## Directions
Write out each record again exactly as it stands.
*** Stored rows ***
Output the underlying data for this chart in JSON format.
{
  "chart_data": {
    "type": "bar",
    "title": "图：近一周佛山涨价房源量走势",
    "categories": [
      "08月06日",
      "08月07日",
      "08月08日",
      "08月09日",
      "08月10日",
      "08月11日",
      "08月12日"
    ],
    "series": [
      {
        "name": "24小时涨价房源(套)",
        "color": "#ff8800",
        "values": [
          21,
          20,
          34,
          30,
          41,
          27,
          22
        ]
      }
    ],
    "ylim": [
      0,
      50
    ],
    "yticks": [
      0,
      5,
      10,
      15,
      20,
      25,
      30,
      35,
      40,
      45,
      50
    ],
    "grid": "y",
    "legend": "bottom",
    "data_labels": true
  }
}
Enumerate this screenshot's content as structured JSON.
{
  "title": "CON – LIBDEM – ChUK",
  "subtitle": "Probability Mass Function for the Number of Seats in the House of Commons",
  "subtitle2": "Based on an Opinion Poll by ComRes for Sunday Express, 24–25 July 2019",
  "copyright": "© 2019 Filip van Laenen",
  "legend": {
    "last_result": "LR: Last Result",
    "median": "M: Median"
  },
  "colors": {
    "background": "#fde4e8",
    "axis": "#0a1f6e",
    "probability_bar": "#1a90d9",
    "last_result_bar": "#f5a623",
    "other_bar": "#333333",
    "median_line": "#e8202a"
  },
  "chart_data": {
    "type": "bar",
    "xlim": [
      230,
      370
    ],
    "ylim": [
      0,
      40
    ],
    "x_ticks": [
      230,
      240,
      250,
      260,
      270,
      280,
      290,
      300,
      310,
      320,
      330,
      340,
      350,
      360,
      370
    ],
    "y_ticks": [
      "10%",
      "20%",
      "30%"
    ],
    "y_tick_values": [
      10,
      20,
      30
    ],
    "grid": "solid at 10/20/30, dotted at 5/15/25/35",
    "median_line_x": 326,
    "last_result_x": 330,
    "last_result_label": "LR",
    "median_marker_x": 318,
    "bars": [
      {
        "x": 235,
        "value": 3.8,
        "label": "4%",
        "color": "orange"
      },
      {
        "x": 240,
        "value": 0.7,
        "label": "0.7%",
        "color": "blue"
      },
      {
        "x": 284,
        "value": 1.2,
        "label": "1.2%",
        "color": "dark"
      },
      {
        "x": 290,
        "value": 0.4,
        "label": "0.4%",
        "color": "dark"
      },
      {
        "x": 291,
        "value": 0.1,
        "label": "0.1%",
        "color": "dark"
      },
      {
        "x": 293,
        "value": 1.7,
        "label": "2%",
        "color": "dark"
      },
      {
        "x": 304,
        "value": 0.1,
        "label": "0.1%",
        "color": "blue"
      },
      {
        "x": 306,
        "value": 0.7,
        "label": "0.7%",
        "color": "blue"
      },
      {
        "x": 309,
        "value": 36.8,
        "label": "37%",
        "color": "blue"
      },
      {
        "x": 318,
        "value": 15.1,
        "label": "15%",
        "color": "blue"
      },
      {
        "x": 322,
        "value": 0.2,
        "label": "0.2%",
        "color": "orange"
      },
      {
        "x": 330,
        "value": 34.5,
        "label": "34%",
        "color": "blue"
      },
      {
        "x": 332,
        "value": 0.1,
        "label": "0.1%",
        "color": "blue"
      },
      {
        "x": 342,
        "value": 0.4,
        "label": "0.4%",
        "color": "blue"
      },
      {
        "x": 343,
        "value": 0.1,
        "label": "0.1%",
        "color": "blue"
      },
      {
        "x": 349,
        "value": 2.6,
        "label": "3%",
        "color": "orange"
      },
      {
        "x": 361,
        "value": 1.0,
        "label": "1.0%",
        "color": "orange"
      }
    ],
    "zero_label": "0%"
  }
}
***
## Answer to the problem
Output the underlying data for this chart in JSON format.
{
  "chart_data": {
    "type": "bar",
    "title": "图：近一周佛山涨价房源量走势",
    "categories": [
      "08月06日",
      "08月07日",
      "08月08日",
      "08月09日",
      "08月10日",
      "08月11日",
      "08月12日"
    ],
    "series": [
      {
        "name": "24小时涨价房源(套)",
        "color": "#ff8800",
        "values": [
          21,
          20,
          34,
          30,
          41,
          27,
          22
        ]
      }
    ],
    "ylim": [
      0,
      50
    ],
    "yticks": [
      0,
      5,
      10,
      15,
      20,
      25,
      30,
      35,
      40,
      45,
      50
    ],
    "grid": "y",
    "legend": "bottom",
    "data_labels": true
  }
}
Enumerate this screenshot's content as structured JSON.
{
  "title": "CON – LIBDEM – ChUK",
  "subtitle": "Probability Mass Function for the Number of Seats in the House of Commons",
  "subtitle2": "Based on an Opinion Poll by ComRes for Sunday Express, 24–25 July 2019",
  "copyright": "© 2019 Filip van Laenen",
  "legend": {
    "last_result": "LR: Last Result",
    "median": "M: Median"
  },
  "colors": {
    "background": "#fde4e8",
    "axis": "#0a1f6e",
    "probability_bar": "#1a90d9",
    "last_result_bar": "#f5a623",
    "other_bar": "#333333",
    "median_line": "#e8202a"
  },
  "chart_data": {
    "type": "bar",
    "xlim": [
      230,
      370
    ],
    "ylim": [
      0,
      40
    ],
    "x_ticks": [
      230,
      240,
      250,
      260,
      270,
      280,
      290,
      300,
      310,
      320,
      330,
      340,
      350,
      360,
      370
    ],
    "y_ticks": [
      "10%",
      "20%",
      "30%"
    ],
    "y_tick_values": [
      10,
      20,
      30
    ],
    "grid": "solid at 10/20/30, dotted at 5/15/25/35",
    "median_line_x": 326,
    "last_result_x": 330,
    "last_result_label": "LR",
    "median_marker_x": 318,
    "bars": [
      {
        "x": 235,
        "value": 3.8,
        "label": "4%",
        "color": "orange"
      },
      {
        "x": 240,
        "value": 0.7,
        "label": "0.7%",
        "color": "blue"
      },
      {
        "x": 284,
        "value": 1.2,
        "label": "1.2%",
        "color": "dark"
      },
      {
        "x": 290,
        "value": 0.4,
        "label": "0.4%",
        "color": "dark"
      },
      {
        "x": 291,
        "value": 0.1,
        "label": "0.1%",
        "color": "dark"
      },
      {
        "x": 293,
        "value": 1.7,
        "label": "2%",
        "color": "dark"
      },
      {
        "x": 304,
        "value": 0.1,
        "label": "0.1%",
        "color": "blue"
      },
      {
        "x": 306,
        "value": 0.7,
        "label": "0.7%",
        "color": "blue"
      },
      {
        "x": 309,
        "value": 36.8,
        "label": "37%",
        "color": "blue"
      },
      {
        "x": 318,
        "value": 15.1,
        "label": "15%",
        "color": "blue"
      },
      {
        "x": 322,
        "value": 0.2,
        "label": "0.2%",
        "color": "orange"
      },
      {
        "x": 330,
        "value": 34.5,
        "label": "34%",
        "color": "blue"
      },
      {
        "x": 332,
        "value": 0.1,
        "label": "0.1%",
        "color": "blue"
      },
      {
        "x": 342,
        "value": 0.4,
        "label": "0.4%",
        "color": "blue"
      },
      {
        "x": 343,
        "value": 0.1,
        "label": "0.1%",
        "color": "blue"
      },
      {
        "x": 349,
        "value": 2.6,
        "label": "3%",
        "color": "orange"
      },
      {
        "x": 361,
        "value": 1.0,
        "label": "1.0%",
        "color": "orange"
      }
    ],
    "zero_label": "0%"
  }
}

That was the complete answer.